Dataset excerpt
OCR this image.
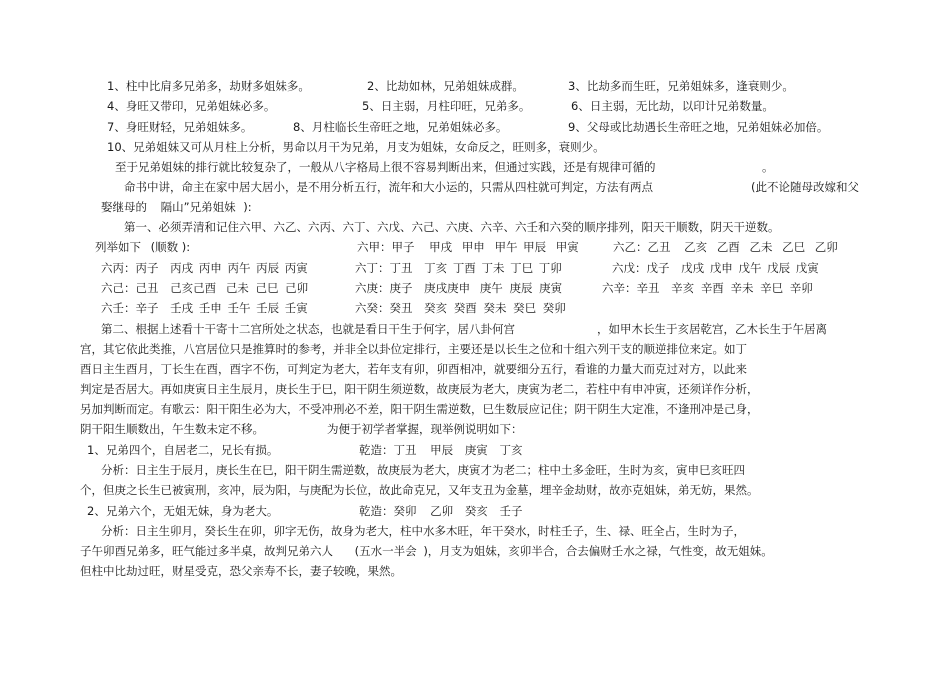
1、柱中比肩多兄弟多，劫财多姐妹多。	2、比劫如林，兄弟姐妹成群。	3、比劫多而生旺，兄弟姐妹多，逢衰则少。
4、身旺又带印，兄弟姐妹必多。	5、日主弱，月柱印旺，兄弟多。	6、日主弱，无比劫，以印计兄弟数量。
7、身旺财轻，兄弟姐妹多。	8、月柱临长生帝旺之地，兄弟姐妹必多。	9、父母或比劫遇长生帝旺之地，兄弟姐妹必加倍。
10、兄弟姐妹又可从月柱上分析，男命以月干为兄弟，月支为姐妹，女命反之，旺则多，衰则少。
至于兄弟姐妹的排行就比较复杂了，一般从八字格局上很不容易判断出来，但通过实践，还是有规律可循的	。
命书中讲，命主在家中居大居小，是不用分析五行，流年和大小运的，只需从四柱就可判定，方法有两点	(此不论随母改嫁和父
娶继母的 隔山”兄弟姐妹 ):
第一、必须弄清和记住六甲、六乙、六丙、六丁、六戊、六己、六庚、六辛、六壬和六癸的顺序排列，阳天干顺数，阴天干逆数。
列举如下 (顺数 ):	六甲：甲子 甲戌 甲申 甲午 甲辰 甲寅	六乙：乙丑 乙亥 乙酉 乙未 乙巳 乙卯
六丙：丙子 丙戌 丙申 丙午 丙辰 丙寅	六丁：丁丑 丁亥 丁酉 丁未 丁巳 丁卯	六戊：戊子 戊戌 戊申 戊午 戊辰 戊寅
六己：己丑 己亥己酉 己未 己巳 己卯	六庚：庚子 庚戌庚申 庚午 庚辰 庚寅	六辛：辛丑 辛亥 辛酉 辛未 辛巳 辛卯
六壬：辛子 壬戌 壬申 壬午 壬辰 壬寅	六癸：癸丑 癸亥 癸酉 癸未 癸巳 癸卯
第二、根据上述看十干寄十二宫所处之状态，也就是看日干生于何字，居八卦何宫	，如甲木长生于亥居乾宫，乙木长生于午居离
宫，其它依此类推，八宫居位只是推算时的参考，并非全以卦位定排行，主要还是以长生之位和十组六列干支的顺逆排位来定。如丁
酉日主生酉月，丁长生在酉，酉字不伤，可判定为老大，若年支有卯，卯酉相冲，就要细分五行，看谁的力量大而克过对方，以此来
判定是否居大。再如庚寅日主生辰月，庚长生于巳，阳干阴生须逆数，故庚辰为老大，庚寅为老二，若柱中有申冲寅，还须详作分析，
另加判断而定。有歌云：阳干阳生必为大，不受冲刑必不差，阳干阴生需逆数，巳生数辰应记住；阴干阴生大定准，不逢刑冲是己身，
阴干阳生顺数出，午生数未定不移。	为便于初学者掌握，现举例说明如下：
1、兄弟四个，自居老二，兄长有损。	乾造：丁丑 甲辰 庚寅 丁亥
分析：日主生于辰月，庚长生在巳，阳干阴生需逆数，故庚辰为老大，庚寅才为老二；柱中土多金旺，生时为亥，寅申巳亥旺四
个，但庚之长生已被寅刑，亥冲，辰为阳，与庚配为长位，故此命克兄，又年支丑为金墓，埋辛金劫财，故亦克姐妹，弟无妨，果然。
2、兄弟六个，无姐无妹，身为老大。	乾造：癸卯 乙卯 癸亥 壬子
分析：日主生卯月，癸长生在卯，卯字无伤，故身为老大，柱中水多木旺，年干癸水，时柱壬子，生、禄、旺全占，生时为子，
子午卯酉兄弟多，旺气能过多半桌，故判兄弟六人 (五水一半会 )，月支为姐妹，亥卯半合，合去偏财壬水之禄，气性变，故无姐妹。
但柱中比劫过旺，财星受克，恐父亲寿不长，妻子较晚，果然。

### [Task to carry out]
Pick out the lines containing the word "阳干阴生需逆数" and show them.

### [Completed task]
另加判断而定。有歌云：阳干阳生必为大，不受冲刑必不差，阳干阴生需逆数，巳生数辰应记住；阴干阴生大定准，不逢刑冲是己身，
分析：日主生于辰月，庚长生在巳，阳干阴生需逆数，故庚辰为老大，庚寅才为老二；柱中土多金旺，生时为亥，寅申巳亥旺四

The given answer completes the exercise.